WORK REQUIRED = Copy the lines that follow, keeping every character the same.

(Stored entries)
## start

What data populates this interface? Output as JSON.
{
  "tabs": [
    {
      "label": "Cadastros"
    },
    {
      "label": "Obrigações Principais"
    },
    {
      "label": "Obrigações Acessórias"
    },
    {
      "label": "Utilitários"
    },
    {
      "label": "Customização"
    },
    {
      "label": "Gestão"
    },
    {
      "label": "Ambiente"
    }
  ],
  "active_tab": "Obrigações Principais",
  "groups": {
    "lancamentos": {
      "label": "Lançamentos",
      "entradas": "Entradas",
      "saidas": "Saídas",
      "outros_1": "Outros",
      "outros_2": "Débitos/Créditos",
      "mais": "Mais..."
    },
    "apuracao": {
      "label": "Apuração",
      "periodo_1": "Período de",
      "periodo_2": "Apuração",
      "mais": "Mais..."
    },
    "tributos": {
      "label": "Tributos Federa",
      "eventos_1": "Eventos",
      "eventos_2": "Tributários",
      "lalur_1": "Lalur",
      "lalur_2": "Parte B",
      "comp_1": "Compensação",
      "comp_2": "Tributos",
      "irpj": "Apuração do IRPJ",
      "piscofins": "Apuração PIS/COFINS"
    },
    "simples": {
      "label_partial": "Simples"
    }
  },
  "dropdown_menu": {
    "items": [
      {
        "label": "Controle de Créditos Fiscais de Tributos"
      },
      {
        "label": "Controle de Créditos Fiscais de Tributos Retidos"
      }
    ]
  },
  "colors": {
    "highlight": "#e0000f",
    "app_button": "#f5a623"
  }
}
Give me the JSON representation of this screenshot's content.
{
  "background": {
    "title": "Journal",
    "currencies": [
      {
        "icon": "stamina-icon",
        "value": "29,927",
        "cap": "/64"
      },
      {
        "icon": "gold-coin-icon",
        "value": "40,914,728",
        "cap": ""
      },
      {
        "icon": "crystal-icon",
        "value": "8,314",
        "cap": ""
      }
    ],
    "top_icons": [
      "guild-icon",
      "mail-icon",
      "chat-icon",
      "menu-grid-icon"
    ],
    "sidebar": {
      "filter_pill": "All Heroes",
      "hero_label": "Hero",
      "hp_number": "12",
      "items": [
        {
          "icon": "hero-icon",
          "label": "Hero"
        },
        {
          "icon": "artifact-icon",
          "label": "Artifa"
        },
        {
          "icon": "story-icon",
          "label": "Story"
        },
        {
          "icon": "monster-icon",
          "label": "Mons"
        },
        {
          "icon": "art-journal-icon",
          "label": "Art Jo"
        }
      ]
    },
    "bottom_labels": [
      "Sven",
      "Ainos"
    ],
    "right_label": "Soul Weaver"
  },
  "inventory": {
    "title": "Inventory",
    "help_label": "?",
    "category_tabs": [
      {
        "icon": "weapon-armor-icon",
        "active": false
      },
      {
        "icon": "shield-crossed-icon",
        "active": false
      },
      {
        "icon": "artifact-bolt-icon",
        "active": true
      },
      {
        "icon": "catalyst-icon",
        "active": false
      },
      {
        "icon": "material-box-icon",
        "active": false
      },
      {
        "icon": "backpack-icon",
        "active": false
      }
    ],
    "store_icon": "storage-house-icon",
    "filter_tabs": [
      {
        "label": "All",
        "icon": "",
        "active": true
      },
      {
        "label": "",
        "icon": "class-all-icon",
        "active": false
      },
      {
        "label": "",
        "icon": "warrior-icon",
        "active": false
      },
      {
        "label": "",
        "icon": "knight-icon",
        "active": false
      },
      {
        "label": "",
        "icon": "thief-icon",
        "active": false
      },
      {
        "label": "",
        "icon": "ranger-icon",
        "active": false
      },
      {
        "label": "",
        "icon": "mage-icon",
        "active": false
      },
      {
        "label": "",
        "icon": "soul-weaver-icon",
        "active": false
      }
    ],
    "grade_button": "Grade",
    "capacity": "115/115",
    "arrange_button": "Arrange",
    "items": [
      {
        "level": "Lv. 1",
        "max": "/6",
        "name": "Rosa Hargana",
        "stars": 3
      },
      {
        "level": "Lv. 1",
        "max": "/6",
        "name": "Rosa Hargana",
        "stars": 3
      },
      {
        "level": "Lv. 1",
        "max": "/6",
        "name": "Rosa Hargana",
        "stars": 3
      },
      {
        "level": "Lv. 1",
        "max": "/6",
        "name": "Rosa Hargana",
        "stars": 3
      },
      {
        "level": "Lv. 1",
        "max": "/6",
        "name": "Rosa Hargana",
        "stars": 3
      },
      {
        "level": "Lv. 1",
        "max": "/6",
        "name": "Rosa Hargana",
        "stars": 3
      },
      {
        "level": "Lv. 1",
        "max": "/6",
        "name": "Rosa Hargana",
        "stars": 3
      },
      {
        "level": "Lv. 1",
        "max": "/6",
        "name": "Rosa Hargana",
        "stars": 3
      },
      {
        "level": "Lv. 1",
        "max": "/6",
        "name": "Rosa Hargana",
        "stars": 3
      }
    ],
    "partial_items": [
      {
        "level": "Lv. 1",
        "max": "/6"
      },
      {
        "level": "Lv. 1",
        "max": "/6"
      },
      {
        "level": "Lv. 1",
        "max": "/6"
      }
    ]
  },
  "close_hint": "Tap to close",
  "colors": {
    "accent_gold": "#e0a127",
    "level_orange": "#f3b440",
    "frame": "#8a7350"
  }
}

## end

SOLUTION TO THIS EXERCISE =
What data populates this interface? Output as JSON.
{
  "tabs": [
    {
      "label": "Cadastros"
    },
    {
      "label": "Obrigações Principais"
    },
    {
      "label": "Obrigações Acessórias"
    },
    {
      "label": "Utilitários"
    },
    {
      "label": "Customização"
    },
    {
      "label": "Gestão"
    },
    {
      "label": "Ambiente"
    }
  ],
  "active_tab": "Obrigações Principais",
  "groups": {
    "lancamentos": {
      "label": "Lançamentos",
      "entradas": "Entradas",
      "saidas": "Saídas",
      "outros_1": "Outros",
      "outros_2": "Débitos/Créditos",
      "mais": "Mais..."
    },
    "apuracao": {
      "label": "Apuração",
      "periodo_1": "Período de",
      "periodo_2": "Apuração",
      "mais": "Mais..."
    },
    "tributos": {
      "label": "Tributos Federa",
      "eventos_1": "Eventos",
      "eventos_2": "Tributários",
      "lalur_1": "Lalur",
      "lalur_2": "Parte B",
      "comp_1": "Compensação",
      "comp_2": "Tributos",
      "irpj": "Apuração do IRPJ",
      "piscofins": "Apuração PIS/COFINS"
    },
    "simples": {
      "label_partial": "Simples"
    }
  },
  "dropdown_menu": {
    "items": [
      {
        "label": "Controle de Créditos Fiscais de Tributos"
      },
      {
        "label": "Controle de Créditos Fiscais de Tributos Retidos"
      }
    ]
  },
  "colors": {
    "highlight": "#e0000f",
    "app_button": "#f5a623"
  }
}
Give me the JSON representation of this screenshot's content.
{
  "background": {
    "title": "Journal",
    "currencies": [
      {
        "icon": "stamina-icon",
        "value": "29,927",
        "cap": "/64"
      },
      {
        "icon": "gold-coin-icon",
        "value": "40,914,728",
        "cap": ""
      },
      {
        "icon": "crystal-icon",
        "value": "8,314",
        "cap": ""
      }
    ],
    "top_icons": [
      "guild-icon",
      "mail-icon",
      "chat-icon",
      "menu-grid-icon"
    ],
    "sidebar": {
      "filter_pill": "All Heroes",
      "hero_label": "Hero",
      "hp_number": "12",
      "items": [
        {
          "icon": "hero-icon",
          "label": "Hero"
        },
        {
          "icon": "artifact-icon",
          "label": "Artifa"
        },
        {
          "icon": "story-icon",
          "label": "Story"
        },
        {
          "icon": "monster-icon",
          "label": "Mons"
        },
        {
          "icon": "art-journal-icon",
          "label": "Art Jo"
        }
      ]
    },
    "bottom_labels": [
      "Sven",
      "Ainos"
    ],
    "right_label": "Soul Weaver"
  },
  "inventory": {
    "title": "Inventory",
    "help_label": "?",
    "category_tabs": [
      {
        "icon": "weapon-armor-icon",
        "active": false
      },
      {
        "icon": "shield-crossed-icon",
        "active": false
      },
      {
        "icon": "artifact-bolt-icon",
        "active": true
      },
      {
        "icon": "catalyst-icon",
        "active": false
      },
      {
        "icon": "material-box-icon",
        "active": false
      },
      {
        "icon": "backpack-icon",
        "active": false
      }
    ],
    "store_icon": "storage-house-icon",
    "filter_tabs": [
      {
        "label": "All",
        "icon": "",
        "active": true
      },
      {
        "label": "",
        "icon": "class-all-icon",
        "active": false
      },
      {
        "label": "",
        "icon": "warrior-icon",
        "active": false
      },
      {
        "label": "",
        "icon": "knight-icon",
        "active": false
      },
      {
        "label": "",
        "icon": "thief-icon",
        "active": false
      },
      {
        "label": "",
        "icon": "ranger-icon",
        "active": false
      },
      {
        "label": "",
        "icon": "mage-icon",
        "active": false
      },
      {
        "label": "",
        "icon": "soul-weaver-icon",
        "active": false
      }
    ],
    "grade_button": "Grade",
    "capacity": "115/115",
    "arrange_button": "Arrange",
    "items": [
      {
        "level": "Lv. 1",
        "max": "/6",
        "name": "Rosa Hargana",
        "stars": 3
      },
      {
        "level": "Lv. 1",
        "max": "/6",
        "name": "Rosa Hargana",
        "stars": 3
      },
      {
        "level": "Lv. 1",
        "max": "/6",
        "name": "Rosa Hargana",
        "stars": 3
      },
      {
        "level": "Lv. 1",
        "max": "/6",
        "name": "Rosa Hargana",
        "stars": 3
      },
      {
        "level": "Lv. 1",
        "max": "/6",
        "name": "Rosa Hargana",
        "stars": 3
      },
      {
        "level": "Lv. 1",
        "max": "/6",
        "name": "Rosa Hargana",
        "stars": 3
      },
      {
        "level": "Lv. 1",
        "max": "/6",
        "name": "Rosa Hargana",
        "stars": 3
      },
      {
        "level": "Lv. 1",
        "max": "/6",
        "name": "Rosa Hargana",
        "stars": 3
      },
      {
        "level": "Lv. 1",
        "max": "/6",
        "name": "Rosa Hargana",
        "stars": 3
      }
    ],
    "partial_items": [
      {
        "level": "Lv. 1",
        "max": "/6"
      },
      {
        "level": "Lv. 1",
        "max": "/6"
      },
      {
        "level": "Lv. 1",
        "max": "/6"
      }
    ]
  },
  "close_hint": "Tap to close",
  "colors": {
    "accent_gold": "#e0a127",
    "level_orange": "#f3b440",
    "frame": "#8a7350"
  }
}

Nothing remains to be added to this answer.